Copy out every one of the lines below word for word, leaving out the pictures.

---- DATA PROVIDED

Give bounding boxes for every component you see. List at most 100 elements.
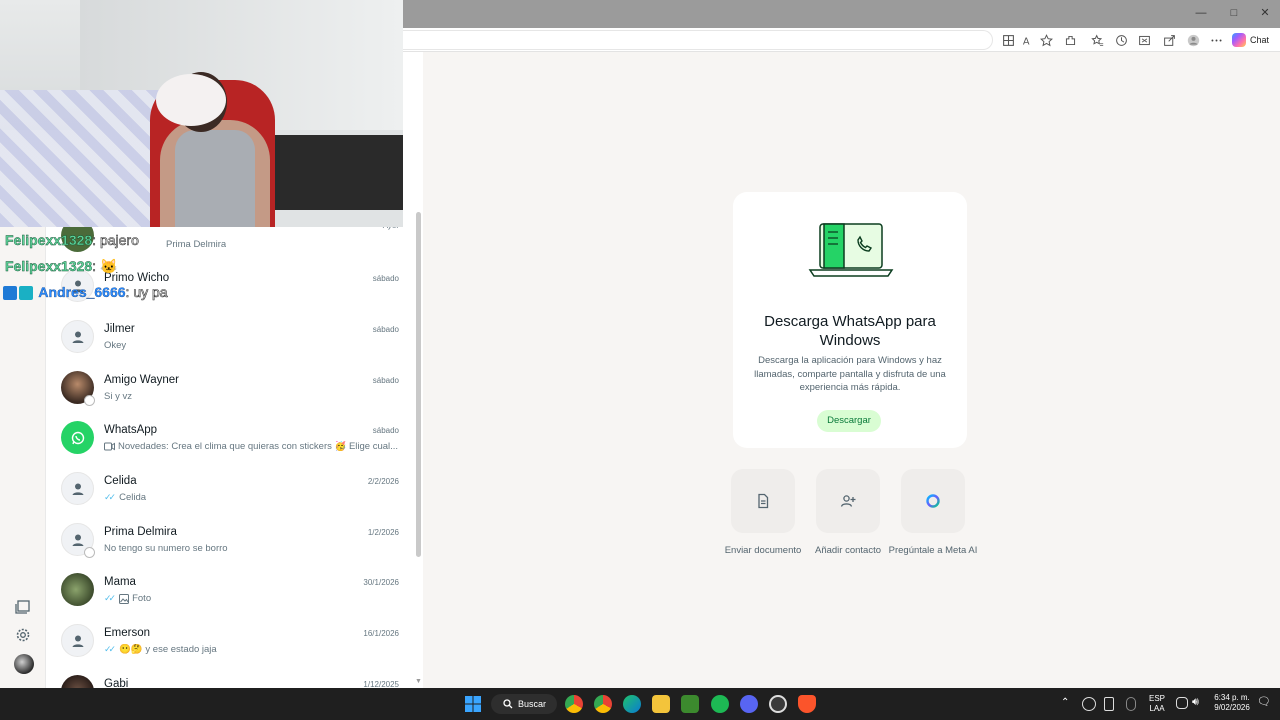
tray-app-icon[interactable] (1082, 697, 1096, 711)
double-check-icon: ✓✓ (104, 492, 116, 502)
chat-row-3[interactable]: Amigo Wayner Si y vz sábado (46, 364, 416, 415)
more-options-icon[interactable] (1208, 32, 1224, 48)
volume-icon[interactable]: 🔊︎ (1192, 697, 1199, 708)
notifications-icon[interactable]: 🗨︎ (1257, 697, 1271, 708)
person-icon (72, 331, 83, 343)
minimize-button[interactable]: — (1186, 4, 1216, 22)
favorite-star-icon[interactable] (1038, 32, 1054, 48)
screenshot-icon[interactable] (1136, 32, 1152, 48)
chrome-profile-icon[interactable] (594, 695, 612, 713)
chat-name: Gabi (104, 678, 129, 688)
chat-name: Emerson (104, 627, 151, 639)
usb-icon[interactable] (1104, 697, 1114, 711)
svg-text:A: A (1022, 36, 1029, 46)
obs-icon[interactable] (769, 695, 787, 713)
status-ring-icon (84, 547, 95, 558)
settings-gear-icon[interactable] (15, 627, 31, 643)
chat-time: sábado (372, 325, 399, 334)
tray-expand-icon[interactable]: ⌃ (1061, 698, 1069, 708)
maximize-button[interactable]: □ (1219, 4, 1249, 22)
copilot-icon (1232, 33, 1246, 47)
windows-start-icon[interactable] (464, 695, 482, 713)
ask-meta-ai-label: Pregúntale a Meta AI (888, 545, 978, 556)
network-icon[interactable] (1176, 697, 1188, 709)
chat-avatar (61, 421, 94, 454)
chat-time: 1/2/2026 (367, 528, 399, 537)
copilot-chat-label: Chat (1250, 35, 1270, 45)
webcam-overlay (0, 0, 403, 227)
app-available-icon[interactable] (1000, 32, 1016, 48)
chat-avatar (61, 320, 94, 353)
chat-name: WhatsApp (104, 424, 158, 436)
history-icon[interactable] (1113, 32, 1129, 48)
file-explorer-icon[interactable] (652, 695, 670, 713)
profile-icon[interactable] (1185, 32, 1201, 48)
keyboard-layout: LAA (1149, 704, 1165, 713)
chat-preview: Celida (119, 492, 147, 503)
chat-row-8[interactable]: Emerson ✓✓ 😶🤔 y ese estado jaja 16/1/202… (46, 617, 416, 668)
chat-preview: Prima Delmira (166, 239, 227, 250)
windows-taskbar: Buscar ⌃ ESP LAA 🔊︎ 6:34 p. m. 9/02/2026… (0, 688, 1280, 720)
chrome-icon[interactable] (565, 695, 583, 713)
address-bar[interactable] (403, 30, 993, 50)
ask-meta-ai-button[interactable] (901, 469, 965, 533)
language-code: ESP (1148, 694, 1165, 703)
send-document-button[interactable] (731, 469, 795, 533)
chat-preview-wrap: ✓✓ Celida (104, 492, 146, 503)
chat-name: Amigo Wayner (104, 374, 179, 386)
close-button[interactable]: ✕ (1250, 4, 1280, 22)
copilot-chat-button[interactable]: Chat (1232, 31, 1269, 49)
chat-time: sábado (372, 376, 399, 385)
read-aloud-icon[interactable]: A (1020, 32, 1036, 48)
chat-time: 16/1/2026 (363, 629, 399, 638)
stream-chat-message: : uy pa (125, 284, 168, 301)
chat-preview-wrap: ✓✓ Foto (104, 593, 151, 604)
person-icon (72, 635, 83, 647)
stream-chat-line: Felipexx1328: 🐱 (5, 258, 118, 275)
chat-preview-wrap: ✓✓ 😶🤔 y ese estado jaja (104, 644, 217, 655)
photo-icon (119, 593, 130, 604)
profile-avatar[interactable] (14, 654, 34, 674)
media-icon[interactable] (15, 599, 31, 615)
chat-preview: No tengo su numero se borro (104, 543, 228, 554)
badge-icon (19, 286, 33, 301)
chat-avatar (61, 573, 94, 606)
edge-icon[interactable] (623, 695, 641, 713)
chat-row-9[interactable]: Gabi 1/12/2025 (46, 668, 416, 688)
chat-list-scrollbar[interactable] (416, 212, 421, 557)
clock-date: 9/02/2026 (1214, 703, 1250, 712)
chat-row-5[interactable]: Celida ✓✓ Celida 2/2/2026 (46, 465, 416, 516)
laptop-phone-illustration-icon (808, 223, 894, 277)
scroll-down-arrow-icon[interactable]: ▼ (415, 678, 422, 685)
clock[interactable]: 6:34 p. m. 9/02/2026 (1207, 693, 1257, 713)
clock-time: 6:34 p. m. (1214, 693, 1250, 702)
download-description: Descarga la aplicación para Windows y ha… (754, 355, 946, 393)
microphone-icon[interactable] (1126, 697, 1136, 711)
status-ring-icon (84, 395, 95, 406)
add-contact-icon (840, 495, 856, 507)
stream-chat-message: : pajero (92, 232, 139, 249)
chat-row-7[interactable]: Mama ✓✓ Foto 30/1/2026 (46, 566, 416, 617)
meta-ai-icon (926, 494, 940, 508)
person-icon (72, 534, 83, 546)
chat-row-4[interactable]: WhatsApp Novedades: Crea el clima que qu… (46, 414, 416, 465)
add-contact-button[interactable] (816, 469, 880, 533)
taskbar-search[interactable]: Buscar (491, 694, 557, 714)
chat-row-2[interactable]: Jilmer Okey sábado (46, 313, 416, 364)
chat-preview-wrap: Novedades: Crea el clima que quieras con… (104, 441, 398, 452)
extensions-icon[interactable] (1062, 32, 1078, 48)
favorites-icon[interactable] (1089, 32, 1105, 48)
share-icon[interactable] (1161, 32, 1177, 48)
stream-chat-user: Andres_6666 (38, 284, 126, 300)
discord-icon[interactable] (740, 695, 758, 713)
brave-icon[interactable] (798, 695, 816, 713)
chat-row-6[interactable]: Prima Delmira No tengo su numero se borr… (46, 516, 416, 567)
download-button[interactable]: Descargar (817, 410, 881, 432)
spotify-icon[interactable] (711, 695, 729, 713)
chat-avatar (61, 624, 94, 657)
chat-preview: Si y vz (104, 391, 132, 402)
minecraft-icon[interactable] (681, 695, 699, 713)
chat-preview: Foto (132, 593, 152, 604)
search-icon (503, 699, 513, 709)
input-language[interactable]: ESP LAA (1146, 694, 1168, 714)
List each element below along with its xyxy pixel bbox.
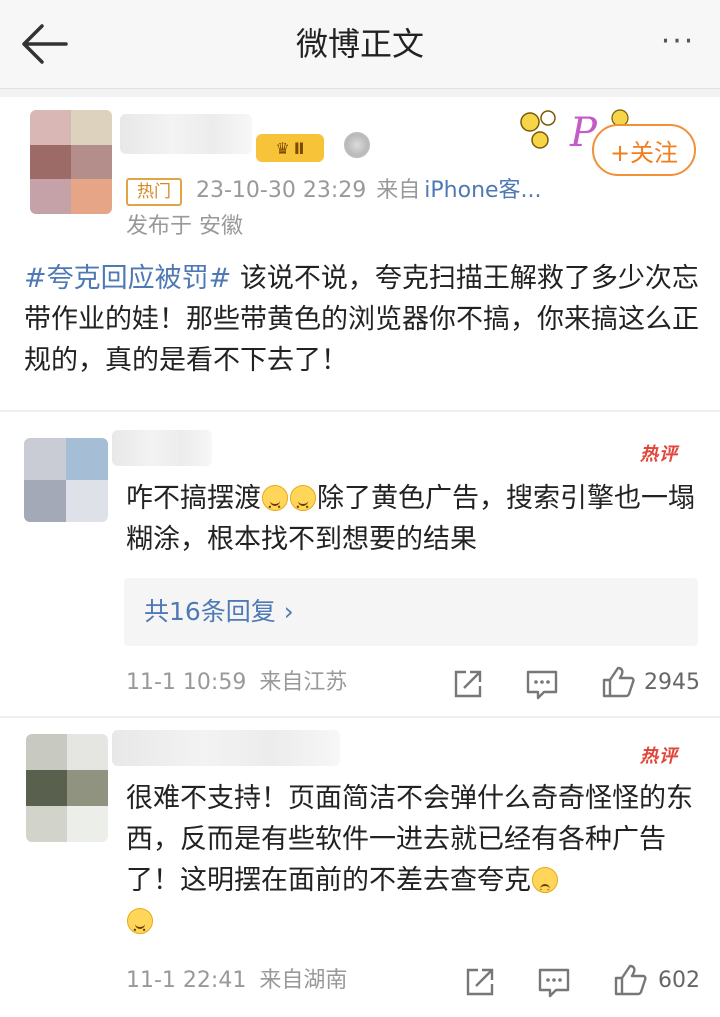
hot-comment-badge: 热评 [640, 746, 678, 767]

--------

RESPONSE TO THIS EXERCISE.
Give bounding boxes for every component you see. List at most 100 elements.
tray-app-icon[interactable] (1082, 697, 1096, 711)
double-check-icon: ✓✓ (104, 492, 116, 502)
chat-row-3[interactable]: Amigo Wayner Si y vz sábado (46, 364, 416, 415)
more-options-icon[interactable] (1208, 32, 1224, 48)
volume-icon[interactable]: 🔊︎ (1192, 697, 1199, 708)
notifications-icon[interactable]: 🗨︎ (1257, 697, 1271, 708)
person-icon (72, 331, 83, 343)
minimize-button[interactable]: — (1186, 4, 1216, 22)
favorite-star-icon[interactable] (1038, 32, 1054, 48)
screenshot-icon[interactable] (1136, 32, 1152, 48)
chrome-profile-icon[interactable] (594, 695, 612, 713)
chat-name: Gabi (104, 678, 129, 688)
chat-name: Emerson (104, 627, 151, 639)
usb-icon[interactable] (1104, 697, 1114, 711)
svg-text:A: A (1022, 36, 1029, 46)
obs-icon[interactable] (769, 695, 787, 713)
status-ring-icon (84, 547, 95, 558)
settings-gear-icon[interactable] (15, 627, 31, 643)
chat-time: sábado (372, 325, 399, 334)
tray-expand-icon[interactable]: ⌃ (1061, 698, 1069, 708)
maximize-button[interactable]: □ (1219, 4, 1249, 22)
copilot-icon (1232, 33, 1246, 47)
windows-start-icon[interactable] (464, 695, 482, 713)
ask-meta-ai-label: Pregúntale a Meta AI (888, 545, 978, 556)
network-icon[interactable] (1176, 697, 1188, 709)
chat-avatar (61, 421, 94, 454)
chat-time: 1/2/2026 (367, 528, 399, 537)
copilot-chat-label: Chat (1250, 35, 1270, 45)
webcam-overlay (0, 0, 403, 227)
app-available-icon[interactable] (1000, 32, 1016, 48)
chat-avatar (61, 320, 94, 353)
chat-name: WhatsApp (104, 424, 158, 436)
history-icon[interactable] (1113, 32, 1129, 48)
file-explorer-icon[interactable] (652, 695, 670, 713)
profile-icon[interactable] (1185, 32, 1201, 48)
keyboard-layout: LAA (1149, 704, 1165, 713)
chat-preview: Celida (119, 492, 147, 503)
chat-row-8[interactable]: Emerson ✓✓ 😶🤔 y ese estado jaja 16/1/202… (46, 617, 416, 668)
chat-preview: Prima Delmira (166, 239, 227, 250)
windows-taskbar: Buscar ⌃ ESP LAA 🔊︎ 6:34 p. m. 9/02/2026… (0, 688, 1280, 720)
chrome-icon[interactable] (565, 695, 583, 713)
address-bar[interactable] (403, 30, 993, 50)
ask-meta-ai-button[interactable] (901, 469, 965, 533)
language-code: ESP (1148, 694, 1165, 703)
send-document-button[interactable] (731, 469, 795, 533)
chat-preview-wrap: ✓✓ Celida (104, 492, 146, 503)
chat-name: Amigo Wayner (104, 374, 179, 386)
close-button[interactable]: ✕ (1250, 4, 1280, 22)
copilot-chat-button[interactable]: Chat (1232, 31, 1269, 49)
chat-time: sábado (372, 376, 399, 385)
read-aloud-icon[interactable]: A (1020, 32, 1036, 48)
chat-time: 16/1/2026 (363, 629, 399, 638)
stream-chat-message: : uy pa (125, 284, 168, 301)
chat-preview-wrap: ✓✓ Foto (104, 593, 151, 604)
person-icon (72, 635, 83, 647)
stream-chat-line: Felipexx1328: 🐱 (5, 258, 118, 275)
chat-preview-wrap: ✓✓ 😶🤔 y ese estado jaja (104, 644, 217, 655)
photo-icon (119, 593, 130, 604)
profile-avatar[interactable] (14, 654, 34, 674)
media-icon[interactable] (15, 599, 31, 615)
chat-preview: No tengo su numero se borro (104, 543, 228, 554)
badge-icon (19, 286, 33, 301)
chat-avatar (61, 573, 94, 606)
edge-icon[interactable] (623, 695, 641, 713)
chat-row-9[interactable]: Gabi 1/12/2025 (46, 668, 416, 688)
chat-list-scrollbar[interactable] (416, 212, 421, 557)
clock-date: 9/02/2026 (1214, 703, 1250, 712)
chat-row-5[interactable]: Celida ✓✓ Celida 2/2/2026 (46, 465, 416, 516)
laptop-phone-illustration-icon (808, 223, 894, 277)
scroll-down-arrow-icon[interactable]: ▼ (415, 678, 422, 685)
clock[interactable]: 6:34 p. m. 9/02/2026 (1207, 693, 1257, 713)
clock-time: 6:34 p. m. (1214, 693, 1250, 702)
download-description: Descarga la aplicación para Windows y ha… (754, 355, 946, 393)
microphone-icon[interactable] (1126, 697, 1136, 711)
status-ring-icon (84, 395, 95, 406)
add-contact-icon (840, 495, 856, 507)
stream-chat-message: : pajero (92, 232, 139, 249)
chat-row-7[interactable]: Mama ✓✓ Foto 30/1/2026 (46, 566, 416, 617)
meta-ai-icon (926, 494, 940, 508)
person-icon (72, 534, 83, 546)
chat-row-4[interactable]: WhatsApp Novedades: Crea el clima que qu… (46, 414, 416, 465)
add-contact-button[interactable] (816, 469, 880, 533)
taskbar-search[interactable]: Buscar (491, 694, 557, 714)
chat-row-2[interactable]: Jilmer Okey sábado (46, 313, 416, 364)
chat-preview-wrap: Novedades: Crea el clima que quieras con… (104, 441, 398, 452)
extensions-icon[interactable] (1062, 32, 1078, 48)
favorites-icon[interactable] (1089, 32, 1105, 48)
share-icon[interactable] (1161, 32, 1177, 48)
stream-chat-user: Andres_6666 (38, 284, 126, 300)
discord-icon[interactable] (740, 695, 758, 713)
brave-icon[interactable] (798, 695, 816, 713)
chat-row-6[interactable]: Prima Delmira No tengo su numero se borr… (46, 516, 416, 567)
download-button[interactable]: Descargar (817, 410, 881, 432)
spotify-icon[interactable] (711, 695, 729, 713)
chat-avatar (61, 624, 94, 657)
chat-preview: Si y vz (104, 391, 132, 402)
minecraft-icon[interactable] (681, 695, 699, 713)
chat-preview: Foto (132, 593, 152, 604)
search-icon (503, 699, 513, 709)
input-language[interactable]: ESP LAA (1146, 694, 1168, 714)
List each element below along with its xyxy pixel bbox.
hot-comment-badge: 热评 [640, 746, 678, 767]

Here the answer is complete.